What you should do
Find the lines containing "Партизан" and say how many there are, with no other words.

Available data

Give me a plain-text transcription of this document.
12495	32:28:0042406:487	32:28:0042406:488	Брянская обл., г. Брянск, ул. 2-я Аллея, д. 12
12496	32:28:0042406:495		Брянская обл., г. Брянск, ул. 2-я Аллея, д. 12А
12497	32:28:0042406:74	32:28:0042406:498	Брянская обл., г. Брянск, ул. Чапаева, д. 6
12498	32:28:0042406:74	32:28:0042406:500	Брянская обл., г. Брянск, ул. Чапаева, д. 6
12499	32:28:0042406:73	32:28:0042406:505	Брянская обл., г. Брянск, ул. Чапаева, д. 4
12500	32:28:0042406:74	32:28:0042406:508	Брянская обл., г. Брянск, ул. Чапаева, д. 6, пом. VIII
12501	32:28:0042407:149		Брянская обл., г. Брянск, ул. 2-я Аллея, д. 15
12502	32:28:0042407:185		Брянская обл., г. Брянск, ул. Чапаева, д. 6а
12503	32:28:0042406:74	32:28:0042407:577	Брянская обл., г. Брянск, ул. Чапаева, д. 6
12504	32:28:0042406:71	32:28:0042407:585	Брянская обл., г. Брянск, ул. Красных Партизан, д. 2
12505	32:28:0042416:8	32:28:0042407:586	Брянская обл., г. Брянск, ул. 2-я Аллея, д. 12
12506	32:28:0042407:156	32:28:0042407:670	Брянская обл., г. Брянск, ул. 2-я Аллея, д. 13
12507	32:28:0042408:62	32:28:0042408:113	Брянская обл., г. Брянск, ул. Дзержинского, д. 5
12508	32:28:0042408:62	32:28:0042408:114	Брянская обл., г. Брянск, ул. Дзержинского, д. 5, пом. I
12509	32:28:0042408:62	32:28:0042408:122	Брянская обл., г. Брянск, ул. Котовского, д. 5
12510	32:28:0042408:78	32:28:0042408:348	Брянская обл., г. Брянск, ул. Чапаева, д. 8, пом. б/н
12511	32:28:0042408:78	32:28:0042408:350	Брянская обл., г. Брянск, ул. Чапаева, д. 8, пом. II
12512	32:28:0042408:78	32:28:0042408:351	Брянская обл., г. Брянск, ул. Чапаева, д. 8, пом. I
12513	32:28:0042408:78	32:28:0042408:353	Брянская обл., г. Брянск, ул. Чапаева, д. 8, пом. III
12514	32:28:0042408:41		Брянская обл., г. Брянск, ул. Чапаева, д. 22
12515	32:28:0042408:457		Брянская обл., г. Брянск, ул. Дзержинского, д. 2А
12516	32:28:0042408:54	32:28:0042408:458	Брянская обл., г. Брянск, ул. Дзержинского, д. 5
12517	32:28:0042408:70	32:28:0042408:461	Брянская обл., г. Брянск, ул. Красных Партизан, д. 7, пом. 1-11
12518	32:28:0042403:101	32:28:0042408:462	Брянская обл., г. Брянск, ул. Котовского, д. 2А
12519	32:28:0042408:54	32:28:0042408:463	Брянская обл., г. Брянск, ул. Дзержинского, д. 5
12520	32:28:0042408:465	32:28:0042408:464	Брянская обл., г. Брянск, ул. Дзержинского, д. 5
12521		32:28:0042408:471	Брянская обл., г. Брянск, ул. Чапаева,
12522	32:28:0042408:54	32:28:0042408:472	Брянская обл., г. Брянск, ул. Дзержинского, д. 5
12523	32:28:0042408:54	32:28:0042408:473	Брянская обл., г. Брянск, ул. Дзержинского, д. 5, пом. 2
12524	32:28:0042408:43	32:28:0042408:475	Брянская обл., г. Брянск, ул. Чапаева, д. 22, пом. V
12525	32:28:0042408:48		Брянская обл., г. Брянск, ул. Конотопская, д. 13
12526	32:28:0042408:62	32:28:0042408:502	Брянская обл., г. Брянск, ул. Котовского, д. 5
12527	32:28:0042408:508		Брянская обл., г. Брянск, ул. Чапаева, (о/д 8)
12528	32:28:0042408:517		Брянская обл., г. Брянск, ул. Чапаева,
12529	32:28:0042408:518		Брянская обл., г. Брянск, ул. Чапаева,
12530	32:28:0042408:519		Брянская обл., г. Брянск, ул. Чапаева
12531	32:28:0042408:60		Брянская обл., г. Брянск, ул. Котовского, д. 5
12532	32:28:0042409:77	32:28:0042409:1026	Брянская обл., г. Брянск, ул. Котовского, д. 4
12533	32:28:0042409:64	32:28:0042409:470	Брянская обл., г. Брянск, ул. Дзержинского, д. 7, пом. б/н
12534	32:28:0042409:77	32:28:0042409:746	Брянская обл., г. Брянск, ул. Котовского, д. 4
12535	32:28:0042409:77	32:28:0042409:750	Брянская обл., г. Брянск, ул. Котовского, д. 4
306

* * *

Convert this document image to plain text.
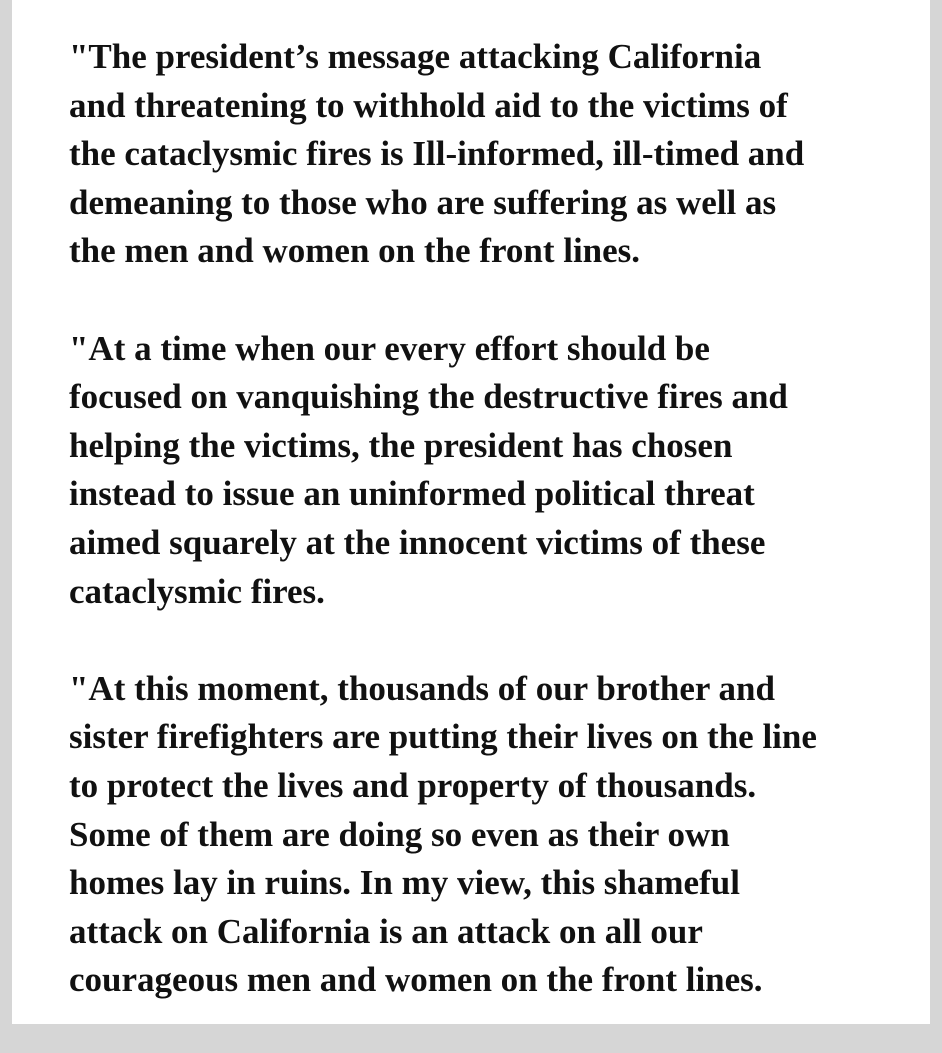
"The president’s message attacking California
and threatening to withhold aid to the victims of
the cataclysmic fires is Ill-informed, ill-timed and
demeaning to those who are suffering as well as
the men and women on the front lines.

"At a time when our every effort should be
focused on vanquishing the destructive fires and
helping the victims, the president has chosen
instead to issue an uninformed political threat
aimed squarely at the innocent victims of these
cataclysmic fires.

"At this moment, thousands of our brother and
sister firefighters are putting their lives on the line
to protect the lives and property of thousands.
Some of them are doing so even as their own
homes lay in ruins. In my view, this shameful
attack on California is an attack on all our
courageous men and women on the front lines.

Solution to the problem
2